## What to produce
Your task is to gather the lines below that hold the string "this".

## Data for the task
=-=-=-=-=

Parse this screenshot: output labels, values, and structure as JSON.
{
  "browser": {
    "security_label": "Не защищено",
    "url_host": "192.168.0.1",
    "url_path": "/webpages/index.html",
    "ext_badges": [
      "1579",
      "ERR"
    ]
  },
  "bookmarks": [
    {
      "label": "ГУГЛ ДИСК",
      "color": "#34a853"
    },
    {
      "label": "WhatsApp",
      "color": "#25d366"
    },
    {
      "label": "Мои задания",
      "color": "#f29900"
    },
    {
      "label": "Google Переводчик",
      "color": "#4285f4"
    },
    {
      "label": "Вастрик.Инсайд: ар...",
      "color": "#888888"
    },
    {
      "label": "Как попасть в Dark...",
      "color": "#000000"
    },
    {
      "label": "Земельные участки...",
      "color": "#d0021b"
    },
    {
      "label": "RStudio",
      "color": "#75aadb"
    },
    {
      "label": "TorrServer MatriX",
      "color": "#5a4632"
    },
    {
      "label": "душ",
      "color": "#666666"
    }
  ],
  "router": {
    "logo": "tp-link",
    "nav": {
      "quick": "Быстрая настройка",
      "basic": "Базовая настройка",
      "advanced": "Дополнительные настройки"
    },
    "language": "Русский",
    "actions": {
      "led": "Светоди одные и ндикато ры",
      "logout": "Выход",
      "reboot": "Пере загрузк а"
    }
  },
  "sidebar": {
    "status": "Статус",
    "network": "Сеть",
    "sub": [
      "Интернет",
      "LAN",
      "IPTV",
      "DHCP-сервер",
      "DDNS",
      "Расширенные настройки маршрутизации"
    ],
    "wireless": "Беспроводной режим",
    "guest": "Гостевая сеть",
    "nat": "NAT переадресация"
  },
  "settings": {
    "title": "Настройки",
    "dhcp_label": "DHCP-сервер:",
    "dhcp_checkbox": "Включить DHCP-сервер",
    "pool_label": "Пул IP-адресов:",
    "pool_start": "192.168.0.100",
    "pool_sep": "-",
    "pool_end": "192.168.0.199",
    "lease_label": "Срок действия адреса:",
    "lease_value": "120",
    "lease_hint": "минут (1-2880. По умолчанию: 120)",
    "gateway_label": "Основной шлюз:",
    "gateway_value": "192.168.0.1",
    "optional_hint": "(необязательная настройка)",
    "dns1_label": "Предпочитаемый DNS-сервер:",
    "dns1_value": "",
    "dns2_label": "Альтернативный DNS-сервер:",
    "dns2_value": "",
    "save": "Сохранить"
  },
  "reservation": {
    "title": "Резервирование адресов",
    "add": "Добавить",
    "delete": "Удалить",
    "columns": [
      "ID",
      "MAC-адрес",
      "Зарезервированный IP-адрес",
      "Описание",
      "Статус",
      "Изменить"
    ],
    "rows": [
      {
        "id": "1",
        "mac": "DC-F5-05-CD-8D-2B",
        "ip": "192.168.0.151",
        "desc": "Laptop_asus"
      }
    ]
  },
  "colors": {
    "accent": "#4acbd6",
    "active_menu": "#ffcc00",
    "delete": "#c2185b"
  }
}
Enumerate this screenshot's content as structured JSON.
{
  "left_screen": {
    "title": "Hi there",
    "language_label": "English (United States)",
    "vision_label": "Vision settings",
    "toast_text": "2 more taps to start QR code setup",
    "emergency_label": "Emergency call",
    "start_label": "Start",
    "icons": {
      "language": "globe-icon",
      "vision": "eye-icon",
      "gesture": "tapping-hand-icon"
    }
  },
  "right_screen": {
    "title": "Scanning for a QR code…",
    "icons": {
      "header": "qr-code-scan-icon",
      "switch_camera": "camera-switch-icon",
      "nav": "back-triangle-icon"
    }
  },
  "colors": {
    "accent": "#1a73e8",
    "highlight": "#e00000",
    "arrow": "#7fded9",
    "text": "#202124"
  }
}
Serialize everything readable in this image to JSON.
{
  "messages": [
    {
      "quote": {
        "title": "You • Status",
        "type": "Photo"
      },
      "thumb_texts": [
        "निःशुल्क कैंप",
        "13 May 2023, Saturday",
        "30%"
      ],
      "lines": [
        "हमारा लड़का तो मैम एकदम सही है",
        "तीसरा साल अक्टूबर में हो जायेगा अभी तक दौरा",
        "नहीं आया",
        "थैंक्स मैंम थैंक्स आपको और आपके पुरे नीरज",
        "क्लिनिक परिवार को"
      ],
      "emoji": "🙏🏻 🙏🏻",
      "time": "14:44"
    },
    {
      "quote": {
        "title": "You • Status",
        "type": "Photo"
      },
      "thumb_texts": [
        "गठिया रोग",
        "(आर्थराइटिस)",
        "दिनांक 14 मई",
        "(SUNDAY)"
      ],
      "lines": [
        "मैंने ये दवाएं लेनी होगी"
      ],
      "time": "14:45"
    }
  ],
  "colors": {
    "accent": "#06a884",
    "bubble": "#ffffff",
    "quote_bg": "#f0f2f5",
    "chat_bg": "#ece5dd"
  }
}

=-=-=-=-=

## Task output
Parse this screenshot: output labels, values, and structure as JSON.
Enumerate this screenshot's content as structured JSON.
Serialize everything readable in this image to JSON.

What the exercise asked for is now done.